Collected data entries
++++++
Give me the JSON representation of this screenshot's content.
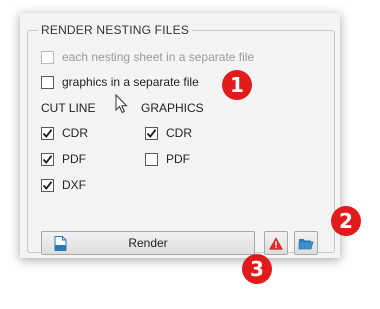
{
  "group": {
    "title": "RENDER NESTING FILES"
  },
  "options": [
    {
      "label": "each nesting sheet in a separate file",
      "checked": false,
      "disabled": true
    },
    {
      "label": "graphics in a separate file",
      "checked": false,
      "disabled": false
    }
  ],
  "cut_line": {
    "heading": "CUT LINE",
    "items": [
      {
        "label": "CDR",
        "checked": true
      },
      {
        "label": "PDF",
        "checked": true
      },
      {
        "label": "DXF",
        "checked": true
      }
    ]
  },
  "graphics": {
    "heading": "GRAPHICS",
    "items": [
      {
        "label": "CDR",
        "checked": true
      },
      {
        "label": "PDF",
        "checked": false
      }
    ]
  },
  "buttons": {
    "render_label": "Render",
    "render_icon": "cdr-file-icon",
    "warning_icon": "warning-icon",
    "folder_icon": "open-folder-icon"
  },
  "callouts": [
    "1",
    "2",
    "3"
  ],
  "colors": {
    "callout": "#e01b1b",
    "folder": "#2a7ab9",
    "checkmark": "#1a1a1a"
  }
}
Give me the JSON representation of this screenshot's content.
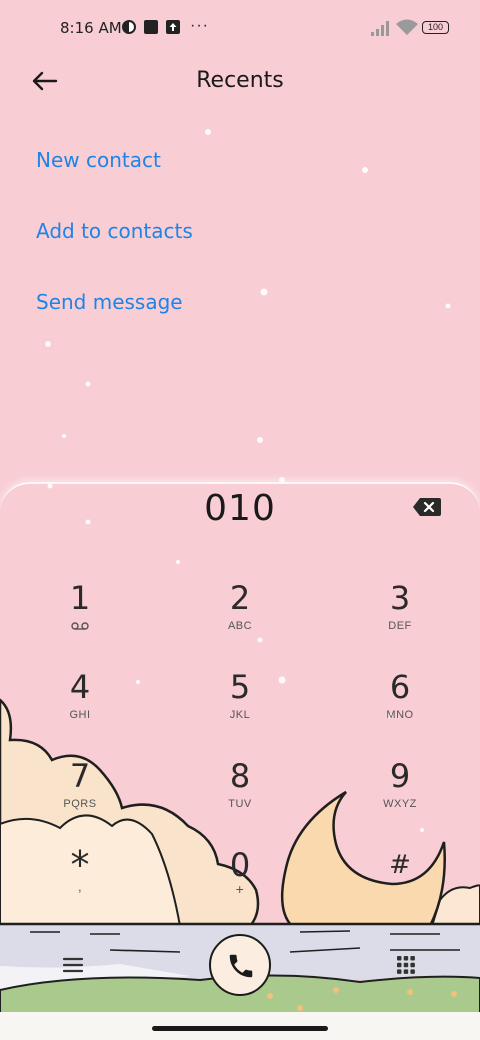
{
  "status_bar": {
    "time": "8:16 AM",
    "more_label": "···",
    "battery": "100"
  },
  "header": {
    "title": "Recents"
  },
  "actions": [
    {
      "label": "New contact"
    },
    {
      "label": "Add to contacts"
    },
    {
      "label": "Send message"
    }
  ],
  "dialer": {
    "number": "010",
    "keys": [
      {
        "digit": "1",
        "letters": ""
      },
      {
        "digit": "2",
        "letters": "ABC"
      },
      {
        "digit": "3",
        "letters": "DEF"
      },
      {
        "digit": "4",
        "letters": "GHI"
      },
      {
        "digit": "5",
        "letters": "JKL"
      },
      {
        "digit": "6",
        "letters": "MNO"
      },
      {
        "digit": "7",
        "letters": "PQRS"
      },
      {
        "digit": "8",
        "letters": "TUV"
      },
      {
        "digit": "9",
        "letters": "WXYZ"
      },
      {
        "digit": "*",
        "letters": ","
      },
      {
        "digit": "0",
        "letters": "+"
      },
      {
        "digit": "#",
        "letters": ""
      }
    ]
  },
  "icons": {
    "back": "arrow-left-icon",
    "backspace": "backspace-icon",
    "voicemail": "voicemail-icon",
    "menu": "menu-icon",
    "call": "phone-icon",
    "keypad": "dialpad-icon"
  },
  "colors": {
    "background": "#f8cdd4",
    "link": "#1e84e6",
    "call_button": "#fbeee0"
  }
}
++++++
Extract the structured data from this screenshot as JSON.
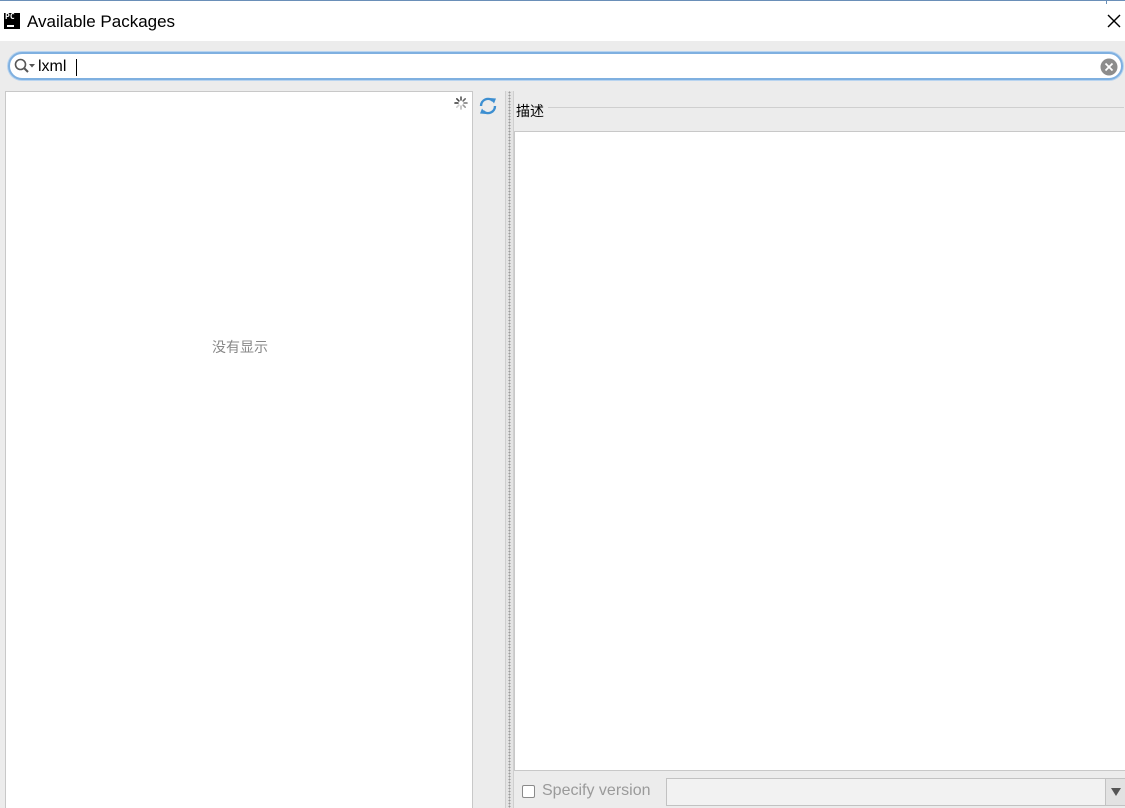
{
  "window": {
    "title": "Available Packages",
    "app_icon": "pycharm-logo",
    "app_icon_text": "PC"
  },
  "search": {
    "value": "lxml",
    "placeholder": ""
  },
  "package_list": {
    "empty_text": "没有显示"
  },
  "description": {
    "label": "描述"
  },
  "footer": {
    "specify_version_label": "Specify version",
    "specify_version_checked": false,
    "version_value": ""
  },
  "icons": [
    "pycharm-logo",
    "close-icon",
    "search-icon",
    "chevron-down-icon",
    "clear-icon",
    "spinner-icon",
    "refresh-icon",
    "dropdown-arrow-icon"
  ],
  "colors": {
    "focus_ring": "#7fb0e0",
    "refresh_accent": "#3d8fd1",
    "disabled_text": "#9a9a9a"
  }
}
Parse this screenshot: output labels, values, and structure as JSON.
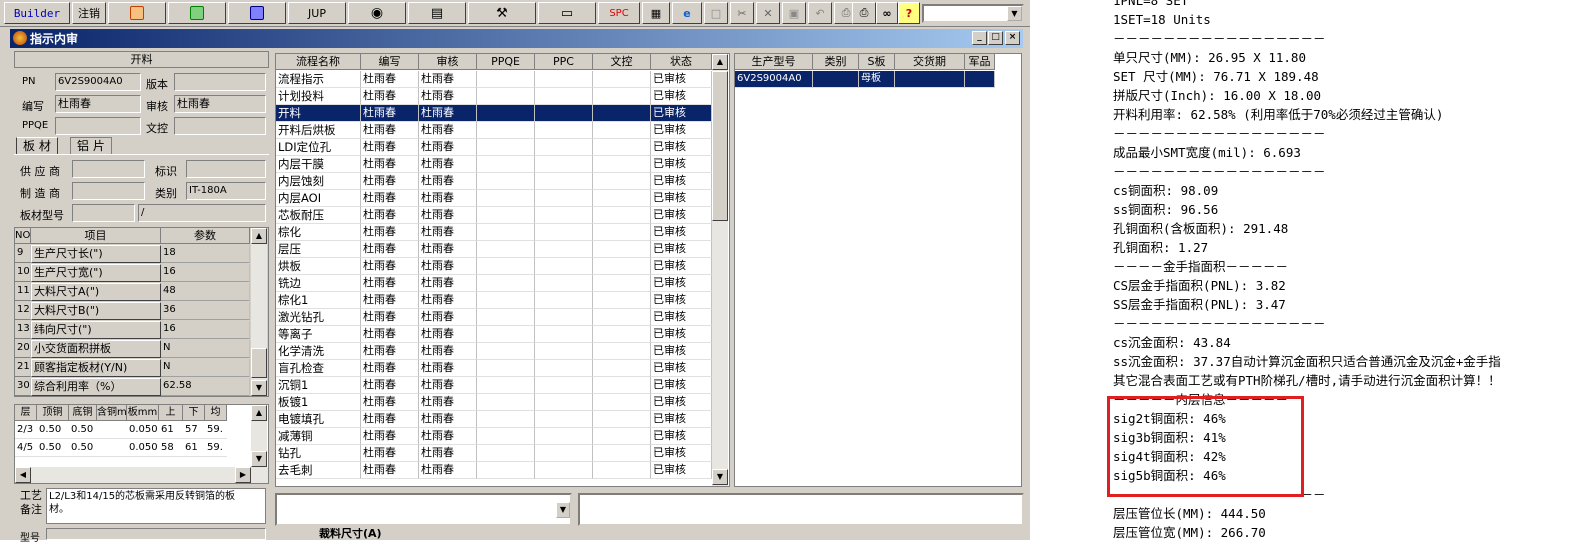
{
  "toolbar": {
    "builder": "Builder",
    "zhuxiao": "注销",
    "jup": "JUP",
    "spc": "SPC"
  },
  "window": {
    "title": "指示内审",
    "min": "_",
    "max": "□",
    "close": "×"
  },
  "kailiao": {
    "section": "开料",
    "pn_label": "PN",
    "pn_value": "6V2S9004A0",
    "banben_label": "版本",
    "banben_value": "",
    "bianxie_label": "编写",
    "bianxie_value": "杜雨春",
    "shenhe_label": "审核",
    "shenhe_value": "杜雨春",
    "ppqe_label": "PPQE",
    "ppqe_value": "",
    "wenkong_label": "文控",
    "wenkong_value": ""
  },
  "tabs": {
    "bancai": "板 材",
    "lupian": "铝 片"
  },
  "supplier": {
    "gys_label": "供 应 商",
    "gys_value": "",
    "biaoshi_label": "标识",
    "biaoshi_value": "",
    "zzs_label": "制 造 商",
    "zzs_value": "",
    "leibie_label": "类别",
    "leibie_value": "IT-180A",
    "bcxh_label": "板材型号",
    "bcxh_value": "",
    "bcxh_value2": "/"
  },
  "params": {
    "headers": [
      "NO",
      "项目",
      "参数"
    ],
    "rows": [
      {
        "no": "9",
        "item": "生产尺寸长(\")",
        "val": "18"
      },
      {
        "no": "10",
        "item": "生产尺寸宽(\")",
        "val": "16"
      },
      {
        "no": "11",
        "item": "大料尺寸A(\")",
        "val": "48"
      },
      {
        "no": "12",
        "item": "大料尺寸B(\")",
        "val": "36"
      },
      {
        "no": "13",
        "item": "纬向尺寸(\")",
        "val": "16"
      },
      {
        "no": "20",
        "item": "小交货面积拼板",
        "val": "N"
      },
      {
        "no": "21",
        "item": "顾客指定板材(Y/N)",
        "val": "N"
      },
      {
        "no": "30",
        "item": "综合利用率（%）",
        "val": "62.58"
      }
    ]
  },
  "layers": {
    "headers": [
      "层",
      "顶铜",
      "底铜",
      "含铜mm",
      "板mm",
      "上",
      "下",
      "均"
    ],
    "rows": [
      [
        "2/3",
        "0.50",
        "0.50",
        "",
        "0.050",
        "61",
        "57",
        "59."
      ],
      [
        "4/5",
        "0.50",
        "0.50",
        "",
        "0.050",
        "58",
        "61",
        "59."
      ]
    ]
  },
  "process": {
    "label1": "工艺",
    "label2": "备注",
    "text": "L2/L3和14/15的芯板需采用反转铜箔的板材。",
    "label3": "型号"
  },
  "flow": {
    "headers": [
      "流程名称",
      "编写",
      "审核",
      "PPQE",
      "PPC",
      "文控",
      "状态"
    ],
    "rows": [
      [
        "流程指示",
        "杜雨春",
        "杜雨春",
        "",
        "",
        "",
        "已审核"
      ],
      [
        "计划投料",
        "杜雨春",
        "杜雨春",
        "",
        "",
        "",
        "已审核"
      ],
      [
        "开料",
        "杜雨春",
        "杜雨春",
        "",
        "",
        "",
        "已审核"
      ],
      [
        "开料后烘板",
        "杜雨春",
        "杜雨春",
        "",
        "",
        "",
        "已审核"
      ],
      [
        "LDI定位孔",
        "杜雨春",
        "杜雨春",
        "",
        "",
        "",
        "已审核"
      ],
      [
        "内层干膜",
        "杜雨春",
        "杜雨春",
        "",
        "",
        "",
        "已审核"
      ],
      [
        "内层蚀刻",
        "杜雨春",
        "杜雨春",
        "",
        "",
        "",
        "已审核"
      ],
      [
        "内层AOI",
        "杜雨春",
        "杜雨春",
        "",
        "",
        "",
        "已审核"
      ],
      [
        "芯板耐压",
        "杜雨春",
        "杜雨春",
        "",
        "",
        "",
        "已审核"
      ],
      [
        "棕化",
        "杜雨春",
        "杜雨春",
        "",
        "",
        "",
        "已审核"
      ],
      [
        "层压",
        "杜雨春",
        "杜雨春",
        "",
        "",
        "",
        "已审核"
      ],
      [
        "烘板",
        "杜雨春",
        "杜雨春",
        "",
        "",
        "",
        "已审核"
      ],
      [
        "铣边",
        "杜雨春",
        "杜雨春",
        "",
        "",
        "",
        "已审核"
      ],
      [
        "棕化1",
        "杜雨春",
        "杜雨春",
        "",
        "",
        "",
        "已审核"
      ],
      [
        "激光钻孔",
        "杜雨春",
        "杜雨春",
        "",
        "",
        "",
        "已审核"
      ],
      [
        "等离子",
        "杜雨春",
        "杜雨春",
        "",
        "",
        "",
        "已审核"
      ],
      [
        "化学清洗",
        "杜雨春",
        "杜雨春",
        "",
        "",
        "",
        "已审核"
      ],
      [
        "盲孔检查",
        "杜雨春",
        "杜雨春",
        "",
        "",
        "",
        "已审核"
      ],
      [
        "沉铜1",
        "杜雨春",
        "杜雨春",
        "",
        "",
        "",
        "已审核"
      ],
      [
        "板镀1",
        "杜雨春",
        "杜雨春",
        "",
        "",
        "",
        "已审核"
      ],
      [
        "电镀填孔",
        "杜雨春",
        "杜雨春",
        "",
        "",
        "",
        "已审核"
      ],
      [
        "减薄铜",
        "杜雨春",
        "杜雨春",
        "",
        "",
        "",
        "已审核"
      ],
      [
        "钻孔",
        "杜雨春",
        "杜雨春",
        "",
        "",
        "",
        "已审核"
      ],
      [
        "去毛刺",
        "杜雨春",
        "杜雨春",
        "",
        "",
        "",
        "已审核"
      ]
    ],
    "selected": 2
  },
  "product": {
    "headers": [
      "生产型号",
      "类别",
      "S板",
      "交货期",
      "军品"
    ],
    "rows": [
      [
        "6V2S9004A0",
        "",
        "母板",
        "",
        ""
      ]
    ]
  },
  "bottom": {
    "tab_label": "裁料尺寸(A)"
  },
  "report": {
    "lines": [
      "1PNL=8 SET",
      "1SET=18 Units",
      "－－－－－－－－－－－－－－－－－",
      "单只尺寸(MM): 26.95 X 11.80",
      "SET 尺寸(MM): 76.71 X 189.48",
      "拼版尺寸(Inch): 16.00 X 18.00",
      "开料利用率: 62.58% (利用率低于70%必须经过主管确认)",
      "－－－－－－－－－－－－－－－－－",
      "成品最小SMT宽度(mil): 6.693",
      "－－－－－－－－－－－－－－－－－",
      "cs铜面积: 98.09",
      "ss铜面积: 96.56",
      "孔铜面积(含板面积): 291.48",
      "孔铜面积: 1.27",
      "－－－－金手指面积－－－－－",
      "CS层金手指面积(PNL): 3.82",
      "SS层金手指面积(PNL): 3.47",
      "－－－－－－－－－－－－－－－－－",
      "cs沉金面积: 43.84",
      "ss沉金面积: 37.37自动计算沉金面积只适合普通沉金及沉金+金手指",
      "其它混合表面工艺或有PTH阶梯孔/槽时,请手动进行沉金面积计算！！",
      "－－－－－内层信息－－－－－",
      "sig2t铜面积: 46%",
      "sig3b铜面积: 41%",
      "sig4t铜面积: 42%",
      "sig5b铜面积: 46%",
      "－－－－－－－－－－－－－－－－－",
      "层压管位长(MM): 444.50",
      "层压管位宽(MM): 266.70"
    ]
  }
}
++++++
* **Your instructions**
Copy all lines from the entries that contain the word "JSON".

* **Solution to the problem**
Give me the JSON representation of this screenshot's content.
Give me the JSON representation of this screenshot's content.
Extract the structured data from this screenshot as JSON.
Parse this screenshot: output labels, values, and structure as JSON.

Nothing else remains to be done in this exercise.